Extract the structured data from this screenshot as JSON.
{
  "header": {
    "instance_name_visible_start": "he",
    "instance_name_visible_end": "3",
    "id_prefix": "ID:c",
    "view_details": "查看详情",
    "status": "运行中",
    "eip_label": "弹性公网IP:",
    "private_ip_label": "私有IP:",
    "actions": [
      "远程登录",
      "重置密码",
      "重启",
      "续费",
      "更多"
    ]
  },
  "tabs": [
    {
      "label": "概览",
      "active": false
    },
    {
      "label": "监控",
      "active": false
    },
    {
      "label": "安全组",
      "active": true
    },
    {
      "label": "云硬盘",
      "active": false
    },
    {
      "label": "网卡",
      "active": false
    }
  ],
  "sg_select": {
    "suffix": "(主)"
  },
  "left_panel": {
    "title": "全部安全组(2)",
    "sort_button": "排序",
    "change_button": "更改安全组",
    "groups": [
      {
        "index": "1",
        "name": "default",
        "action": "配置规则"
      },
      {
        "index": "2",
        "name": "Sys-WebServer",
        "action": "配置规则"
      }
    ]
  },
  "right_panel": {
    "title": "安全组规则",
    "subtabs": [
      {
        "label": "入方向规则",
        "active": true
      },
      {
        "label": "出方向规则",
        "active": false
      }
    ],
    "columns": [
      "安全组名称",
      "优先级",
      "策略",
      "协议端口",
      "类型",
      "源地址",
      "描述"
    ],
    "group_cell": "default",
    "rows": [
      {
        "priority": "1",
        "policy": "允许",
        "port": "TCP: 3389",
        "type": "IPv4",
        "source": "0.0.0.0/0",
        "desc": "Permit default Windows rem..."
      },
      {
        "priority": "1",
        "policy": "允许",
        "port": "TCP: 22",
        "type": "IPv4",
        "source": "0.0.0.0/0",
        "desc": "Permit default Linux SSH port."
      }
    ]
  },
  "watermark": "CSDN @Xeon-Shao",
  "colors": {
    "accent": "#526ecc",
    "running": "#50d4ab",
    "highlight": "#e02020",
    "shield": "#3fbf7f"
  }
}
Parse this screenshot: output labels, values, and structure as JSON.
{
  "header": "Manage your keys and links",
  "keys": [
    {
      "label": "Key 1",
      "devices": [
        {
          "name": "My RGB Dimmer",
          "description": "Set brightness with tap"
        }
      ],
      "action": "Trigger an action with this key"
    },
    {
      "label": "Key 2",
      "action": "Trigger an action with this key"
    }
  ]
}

*WORK INSTRUCTIONS*: Above are some records; repeat all of them exactly.

*THE RESPONSE*:
Extract the structured data from this screenshot as JSON.
{
  "header": {
    "instance_name_visible_start": "he",
    "instance_name_visible_end": "3",
    "id_prefix": "ID:c",
    "view_details": "查看详情",
    "status": "运行中",
    "eip_label": "弹性公网IP:",
    "private_ip_label": "私有IP:",
    "actions": [
      "远程登录",
      "重置密码",
      "重启",
      "续费",
      "更多"
    ]
  },
  "tabs": [
    {
      "label": "概览",
      "active": false
    },
    {
      "label": "监控",
      "active": false
    },
    {
      "label": "安全组",
      "active": true
    },
    {
      "label": "云硬盘",
      "active": false
    },
    {
      "label": "网卡",
      "active": false
    }
  ],
  "sg_select": {
    "suffix": "(主)"
  },
  "left_panel": {
    "title": "全部安全组(2)",
    "sort_button": "排序",
    "change_button": "更改安全组",
    "groups": [
      {
        "index": "1",
        "name": "default",
        "action": "配置规则"
      },
      {
        "index": "2",
        "name": "Sys-WebServer",
        "action": "配置规则"
      }
    ]
  },
  "right_panel": {
    "title": "安全组规则",
    "subtabs": [
      {
        "label": "入方向规则",
        "active": true
      },
      {
        "label": "出方向规则",
        "active": false
      }
    ],
    "columns": [
      "安全组名称",
      "优先级",
      "策略",
      "协议端口",
      "类型",
      "源地址",
      "描述"
    ],
    "group_cell": "default",
    "rows": [
      {
        "priority": "1",
        "policy": "允许",
        "port": "TCP: 3389",
        "type": "IPv4",
        "source": "0.0.0.0/0",
        "desc": "Permit default Windows rem..."
      },
      {
        "priority": "1",
        "policy": "允许",
        "port": "TCP: 22",
        "type": "IPv4",
        "source": "0.0.0.0/0",
        "desc": "Permit default Linux SSH port."
      }
    ]
  },
  "watermark": "CSDN @Xeon-Shao",
  "colors": {
    "accent": "#526ecc",
    "running": "#50d4ab",
    "highlight": "#e02020",
    "shield": "#3fbf7f"
  }
}
Parse this screenshot: output labels, values, and structure as JSON.
{
  "header": "Manage your keys and links",
  "keys": [
    {
      "label": "Key 1",
      "devices": [
        {
          "name": "My RGB Dimmer",
          "description": "Set brightness with tap"
        }
      ],
      "action": "Trigger an action with this key"
    },
    {
      "label": "Key 2",
      "action": "Trigger an action with this key"
    }
  ]
}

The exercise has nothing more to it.